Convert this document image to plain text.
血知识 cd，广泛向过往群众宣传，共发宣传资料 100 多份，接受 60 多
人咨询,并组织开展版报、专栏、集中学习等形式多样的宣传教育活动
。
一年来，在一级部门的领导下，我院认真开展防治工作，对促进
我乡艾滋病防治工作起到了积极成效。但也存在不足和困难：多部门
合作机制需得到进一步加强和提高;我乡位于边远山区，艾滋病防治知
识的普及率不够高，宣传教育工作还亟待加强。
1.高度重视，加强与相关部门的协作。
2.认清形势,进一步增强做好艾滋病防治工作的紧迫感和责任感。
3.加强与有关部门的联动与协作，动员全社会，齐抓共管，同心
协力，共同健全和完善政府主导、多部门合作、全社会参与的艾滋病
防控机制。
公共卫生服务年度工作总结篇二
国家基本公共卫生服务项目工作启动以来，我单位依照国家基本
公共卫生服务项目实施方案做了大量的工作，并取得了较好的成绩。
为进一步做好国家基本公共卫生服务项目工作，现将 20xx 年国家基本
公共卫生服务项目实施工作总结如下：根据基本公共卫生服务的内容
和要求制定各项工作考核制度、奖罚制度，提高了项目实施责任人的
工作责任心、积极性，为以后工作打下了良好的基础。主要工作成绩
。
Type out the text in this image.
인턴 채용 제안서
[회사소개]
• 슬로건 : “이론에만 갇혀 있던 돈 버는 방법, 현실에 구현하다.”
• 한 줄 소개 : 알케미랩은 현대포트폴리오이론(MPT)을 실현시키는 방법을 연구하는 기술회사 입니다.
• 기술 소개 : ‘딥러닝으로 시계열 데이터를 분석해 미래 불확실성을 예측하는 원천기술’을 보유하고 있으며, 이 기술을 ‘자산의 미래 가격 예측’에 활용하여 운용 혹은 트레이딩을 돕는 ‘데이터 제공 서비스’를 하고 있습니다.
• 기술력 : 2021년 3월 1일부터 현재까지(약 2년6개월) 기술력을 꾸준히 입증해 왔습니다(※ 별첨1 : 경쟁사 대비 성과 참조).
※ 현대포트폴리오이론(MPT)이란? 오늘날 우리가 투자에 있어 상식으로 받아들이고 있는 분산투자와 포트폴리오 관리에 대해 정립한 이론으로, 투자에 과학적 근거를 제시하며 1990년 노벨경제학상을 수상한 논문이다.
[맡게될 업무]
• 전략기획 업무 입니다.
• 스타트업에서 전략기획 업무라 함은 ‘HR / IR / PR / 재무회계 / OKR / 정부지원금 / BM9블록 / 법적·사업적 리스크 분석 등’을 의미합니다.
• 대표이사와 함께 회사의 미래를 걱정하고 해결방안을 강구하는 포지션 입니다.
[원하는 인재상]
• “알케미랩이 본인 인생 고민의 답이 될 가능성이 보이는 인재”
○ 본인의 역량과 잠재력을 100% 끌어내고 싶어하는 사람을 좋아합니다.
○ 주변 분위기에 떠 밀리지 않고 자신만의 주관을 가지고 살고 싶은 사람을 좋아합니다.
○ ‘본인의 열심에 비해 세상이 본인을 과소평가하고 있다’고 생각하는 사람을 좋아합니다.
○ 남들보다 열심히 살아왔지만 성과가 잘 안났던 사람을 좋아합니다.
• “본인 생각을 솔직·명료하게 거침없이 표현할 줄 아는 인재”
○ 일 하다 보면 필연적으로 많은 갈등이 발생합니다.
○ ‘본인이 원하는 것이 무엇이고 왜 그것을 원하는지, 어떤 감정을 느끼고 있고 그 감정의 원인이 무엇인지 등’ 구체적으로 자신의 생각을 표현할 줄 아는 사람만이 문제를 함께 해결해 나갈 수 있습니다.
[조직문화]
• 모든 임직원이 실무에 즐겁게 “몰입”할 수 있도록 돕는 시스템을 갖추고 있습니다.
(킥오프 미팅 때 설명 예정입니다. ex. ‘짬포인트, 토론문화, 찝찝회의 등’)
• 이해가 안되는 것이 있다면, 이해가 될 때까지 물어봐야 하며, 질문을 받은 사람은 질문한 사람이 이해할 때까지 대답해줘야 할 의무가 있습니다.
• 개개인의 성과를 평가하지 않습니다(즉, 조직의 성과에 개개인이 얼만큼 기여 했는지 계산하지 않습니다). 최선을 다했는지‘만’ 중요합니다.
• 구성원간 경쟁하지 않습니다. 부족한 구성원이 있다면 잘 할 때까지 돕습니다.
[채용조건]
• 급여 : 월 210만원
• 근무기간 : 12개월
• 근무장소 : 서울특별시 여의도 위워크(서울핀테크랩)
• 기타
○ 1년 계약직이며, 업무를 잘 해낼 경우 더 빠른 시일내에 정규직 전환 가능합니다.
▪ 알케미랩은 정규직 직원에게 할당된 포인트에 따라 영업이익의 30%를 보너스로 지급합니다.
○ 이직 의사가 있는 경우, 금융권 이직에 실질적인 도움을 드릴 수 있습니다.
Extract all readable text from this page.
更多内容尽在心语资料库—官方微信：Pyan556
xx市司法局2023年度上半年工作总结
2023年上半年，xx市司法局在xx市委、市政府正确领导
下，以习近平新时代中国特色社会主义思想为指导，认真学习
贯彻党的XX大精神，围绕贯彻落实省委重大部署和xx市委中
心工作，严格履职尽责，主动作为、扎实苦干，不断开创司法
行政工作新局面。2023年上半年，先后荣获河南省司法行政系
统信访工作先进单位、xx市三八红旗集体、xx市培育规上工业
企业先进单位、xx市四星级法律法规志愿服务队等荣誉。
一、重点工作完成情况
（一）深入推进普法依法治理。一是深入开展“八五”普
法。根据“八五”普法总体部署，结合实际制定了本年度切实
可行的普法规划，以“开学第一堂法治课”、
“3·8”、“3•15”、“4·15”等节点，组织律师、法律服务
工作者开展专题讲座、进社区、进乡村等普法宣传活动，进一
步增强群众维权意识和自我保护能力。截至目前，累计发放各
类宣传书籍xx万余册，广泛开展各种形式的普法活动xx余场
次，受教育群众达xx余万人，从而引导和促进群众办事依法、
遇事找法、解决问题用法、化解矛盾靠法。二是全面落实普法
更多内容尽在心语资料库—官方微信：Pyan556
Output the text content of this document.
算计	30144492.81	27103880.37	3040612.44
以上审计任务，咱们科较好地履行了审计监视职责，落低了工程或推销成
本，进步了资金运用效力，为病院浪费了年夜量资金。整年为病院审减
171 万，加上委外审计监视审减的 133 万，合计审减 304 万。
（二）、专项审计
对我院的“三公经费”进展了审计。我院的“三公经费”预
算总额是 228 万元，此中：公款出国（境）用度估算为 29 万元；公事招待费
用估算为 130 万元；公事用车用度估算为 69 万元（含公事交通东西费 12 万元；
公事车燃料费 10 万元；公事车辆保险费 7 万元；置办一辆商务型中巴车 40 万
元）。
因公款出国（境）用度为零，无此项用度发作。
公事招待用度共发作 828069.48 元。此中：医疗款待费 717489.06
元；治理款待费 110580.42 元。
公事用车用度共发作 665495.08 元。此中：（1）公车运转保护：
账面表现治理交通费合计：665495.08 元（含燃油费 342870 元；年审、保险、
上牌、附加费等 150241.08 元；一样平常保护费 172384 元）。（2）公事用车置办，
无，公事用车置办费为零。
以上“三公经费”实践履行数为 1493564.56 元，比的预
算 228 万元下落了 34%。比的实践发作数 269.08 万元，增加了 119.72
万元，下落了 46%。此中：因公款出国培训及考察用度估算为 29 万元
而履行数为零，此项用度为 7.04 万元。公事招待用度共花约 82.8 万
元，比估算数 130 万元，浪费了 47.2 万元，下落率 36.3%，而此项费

:: Exercise directions ::
Go through the records above and copy every line with the word "text".

:: Written answer ::
Convert this document image to plain text.
Type out the text in this image.
Extract all readable text from this page.
Output the text content of this document.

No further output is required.